▶ [A block of data]:

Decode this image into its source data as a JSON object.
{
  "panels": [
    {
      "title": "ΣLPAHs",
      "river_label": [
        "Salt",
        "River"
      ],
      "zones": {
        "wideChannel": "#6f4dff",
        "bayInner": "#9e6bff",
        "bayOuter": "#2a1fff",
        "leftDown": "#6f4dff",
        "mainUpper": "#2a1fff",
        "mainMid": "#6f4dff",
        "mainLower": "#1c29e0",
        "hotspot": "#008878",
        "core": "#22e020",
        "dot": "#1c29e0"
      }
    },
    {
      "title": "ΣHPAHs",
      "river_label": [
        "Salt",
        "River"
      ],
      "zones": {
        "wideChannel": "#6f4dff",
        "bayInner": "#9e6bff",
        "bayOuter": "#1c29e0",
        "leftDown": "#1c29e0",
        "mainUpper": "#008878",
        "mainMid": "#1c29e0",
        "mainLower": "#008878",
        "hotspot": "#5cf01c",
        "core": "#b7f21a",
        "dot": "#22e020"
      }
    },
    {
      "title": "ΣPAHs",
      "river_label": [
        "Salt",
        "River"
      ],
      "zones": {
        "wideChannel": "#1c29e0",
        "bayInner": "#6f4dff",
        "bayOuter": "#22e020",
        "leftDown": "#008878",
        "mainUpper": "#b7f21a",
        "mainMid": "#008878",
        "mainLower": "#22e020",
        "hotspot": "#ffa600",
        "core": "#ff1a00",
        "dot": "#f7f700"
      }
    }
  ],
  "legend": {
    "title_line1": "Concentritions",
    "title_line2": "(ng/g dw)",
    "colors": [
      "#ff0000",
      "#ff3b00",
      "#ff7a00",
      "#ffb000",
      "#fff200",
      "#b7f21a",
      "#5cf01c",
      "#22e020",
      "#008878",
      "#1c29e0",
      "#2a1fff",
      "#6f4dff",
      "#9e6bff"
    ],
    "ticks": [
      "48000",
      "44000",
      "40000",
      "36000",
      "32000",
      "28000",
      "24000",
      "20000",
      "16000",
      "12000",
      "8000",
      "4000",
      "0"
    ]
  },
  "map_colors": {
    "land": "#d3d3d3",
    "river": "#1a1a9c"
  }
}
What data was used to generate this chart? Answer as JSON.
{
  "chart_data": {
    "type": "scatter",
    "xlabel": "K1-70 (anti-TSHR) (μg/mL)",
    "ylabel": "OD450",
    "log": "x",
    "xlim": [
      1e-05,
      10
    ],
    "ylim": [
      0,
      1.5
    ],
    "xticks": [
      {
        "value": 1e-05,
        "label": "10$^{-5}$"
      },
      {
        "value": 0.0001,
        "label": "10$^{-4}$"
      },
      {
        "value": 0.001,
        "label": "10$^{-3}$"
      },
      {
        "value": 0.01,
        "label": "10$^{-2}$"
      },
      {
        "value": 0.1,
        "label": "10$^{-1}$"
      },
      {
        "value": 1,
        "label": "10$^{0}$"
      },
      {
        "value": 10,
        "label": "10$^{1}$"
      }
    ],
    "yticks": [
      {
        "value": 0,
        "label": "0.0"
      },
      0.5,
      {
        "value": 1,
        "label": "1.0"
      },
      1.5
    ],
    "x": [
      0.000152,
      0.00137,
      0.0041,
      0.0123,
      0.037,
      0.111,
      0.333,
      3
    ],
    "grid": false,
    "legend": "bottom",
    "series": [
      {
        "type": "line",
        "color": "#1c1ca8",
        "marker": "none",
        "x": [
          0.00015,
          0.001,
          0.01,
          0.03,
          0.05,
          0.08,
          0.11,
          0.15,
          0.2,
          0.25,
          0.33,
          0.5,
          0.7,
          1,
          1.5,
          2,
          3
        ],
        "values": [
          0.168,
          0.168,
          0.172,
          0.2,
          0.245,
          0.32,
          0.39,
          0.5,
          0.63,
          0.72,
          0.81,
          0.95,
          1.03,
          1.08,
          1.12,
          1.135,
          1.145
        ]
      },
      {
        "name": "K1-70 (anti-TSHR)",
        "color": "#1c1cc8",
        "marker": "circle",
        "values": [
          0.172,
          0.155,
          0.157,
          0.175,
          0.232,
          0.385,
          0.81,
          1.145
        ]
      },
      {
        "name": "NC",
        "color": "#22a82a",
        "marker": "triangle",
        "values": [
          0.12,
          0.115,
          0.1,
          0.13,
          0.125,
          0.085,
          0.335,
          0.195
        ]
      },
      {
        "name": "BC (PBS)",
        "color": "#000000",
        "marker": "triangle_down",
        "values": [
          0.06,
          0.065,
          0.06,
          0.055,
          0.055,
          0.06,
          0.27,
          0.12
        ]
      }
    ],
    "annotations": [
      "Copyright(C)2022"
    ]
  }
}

▶ [TASK GOAL]:
Transcribe all of the entries without altering anything.

▶ [RESULT OF THE TASK]:
Decode this image into its source data as a JSON object.
{
  "panels": [
    {
      "title": "ΣLPAHs",
      "river_label": [
        "Salt",
        "River"
      ],
      "zones": {
        "wideChannel": "#6f4dff",
        "bayInner": "#9e6bff",
        "bayOuter": "#2a1fff",
        "leftDown": "#6f4dff",
        "mainUpper": "#2a1fff",
        "mainMid": "#6f4dff",
        "mainLower": "#1c29e0",
        "hotspot": "#008878",
        "core": "#22e020",
        "dot": "#1c29e0"
      }
    },
    {
      "title": "ΣHPAHs",
      "river_label": [
        "Salt",
        "River"
      ],
      "zones": {
        "wideChannel": "#6f4dff",
        "bayInner": "#9e6bff",
        "bayOuter": "#1c29e0",
        "leftDown": "#1c29e0",
        "mainUpper": "#008878",
        "mainMid": "#1c29e0",
        "mainLower": "#008878",
        "hotspot": "#5cf01c",
        "core": "#b7f21a",
        "dot": "#22e020"
      }
    },
    {
      "title": "ΣPAHs",
      "river_label": [
        "Salt",
        "River"
      ],
      "zones": {
        "wideChannel": "#1c29e0",
        "bayInner": "#6f4dff",
        "bayOuter": "#22e020",
        "leftDown": "#008878",
        "mainUpper": "#b7f21a",
        "mainMid": "#008878",
        "mainLower": "#22e020",
        "hotspot": "#ffa600",
        "core": "#ff1a00",
        "dot": "#f7f700"
      }
    }
  ],
  "legend": {
    "title_line1": "Concentritions",
    "title_line2": "(ng/g dw)",
    "colors": [
      "#ff0000",
      "#ff3b00",
      "#ff7a00",
      "#ffb000",
      "#fff200",
      "#b7f21a",
      "#5cf01c",
      "#22e020",
      "#008878",
      "#1c29e0",
      "#2a1fff",
      "#6f4dff",
      "#9e6bff"
    ],
    "ticks": [
      "48000",
      "44000",
      "40000",
      "36000",
      "32000",
      "28000",
      "24000",
      "20000",
      "16000",
      "12000",
      "8000",
      "4000",
      "0"
    ]
  },
  "map_colors": {
    "land": "#d3d3d3",
    "river": "#1a1a9c"
  }
}
What data was used to generate this chart? Answer as JSON.
{
  "chart_data": {
    "type": "scatter",
    "xlabel": "K1-70 (anti-TSHR) (μg/mL)",
    "ylabel": "OD450",
    "log": "x",
    "xlim": [
      1e-05,
      10
    ],
    "ylim": [
      0,
      1.5
    ],
    "xticks": [
      {
        "value": 1e-05,
        "label": "10$^{-5}$"
      },
      {
        "value": 0.0001,
        "label": "10$^{-4}$"
      },
      {
        "value": 0.001,
        "label": "10$^{-3}$"
      },
      {
        "value": 0.01,
        "label": "10$^{-2}$"
      },
      {
        "value": 0.1,
        "label": "10$^{-1}$"
      },
      {
        "value": 1,
        "label": "10$^{0}$"
      },
      {
        "value": 10,
        "label": "10$^{1}$"
      }
    ],
    "yticks": [
      {
        "value": 0,
        "label": "0.0"
      },
      0.5,
      {
        "value": 1,
        "label": "1.0"
      },
      1.5
    ],
    "x": [
      0.000152,
      0.00137,
      0.0041,
      0.0123,
      0.037,
      0.111,
      0.333,
      3
    ],
    "grid": false,
    "legend": "bottom",
    "series": [
      {
        "type": "line",
        "color": "#1c1ca8",
        "marker": "none",
        "x": [
          0.00015,
          0.001,
          0.01,
          0.03,
          0.05,
          0.08,
          0.11,
          0.15,
          0.2,
          0.25,
          0.33,
          0.5,
          0.7,
          1,
          1.5,
          2,
          3
        ],
        "values": [
          0.168,
          0.168,
          0.172,
          0.2,
          0.245,
          0.32,
          0.39,
          0.5,
          0.63,
          0.72,
          0.81,
          0.95,
          1.03,
          1.08,
          1.12,
          1.135,
          1.145
        ]
      },
      {
        "name": "K1-70 (anti-TSHR)",
        "color": "#1c1cc8",
        "marker": "circle",
        "values": [
          0.172,
          0.155,
          0.157,
          0.175,
          0.232,
          0.385,
          0.81,
          1.145
        ]
      },
      {
        "name": "NC",
        "color": "#22a82a",
        "marker": "triangle",
        "values": [
          0.12,
          0.115,
          0.1,
          0.13,
          0.125,
          0.085,
          0.335,
          0.195
        ]
      },
      {
        "name": "BC (PBS)",
        "color": "#000000",
        "marker": "triangle_down",
        "values": [
          0.06,
          0.065,
          0.06,
          0.055,
          0.055,
          0.06,
          0.27,
          0.12
        ]
      }
    ],
    "annotations": [
      "Copyright(C)2022"
    ]
  }
}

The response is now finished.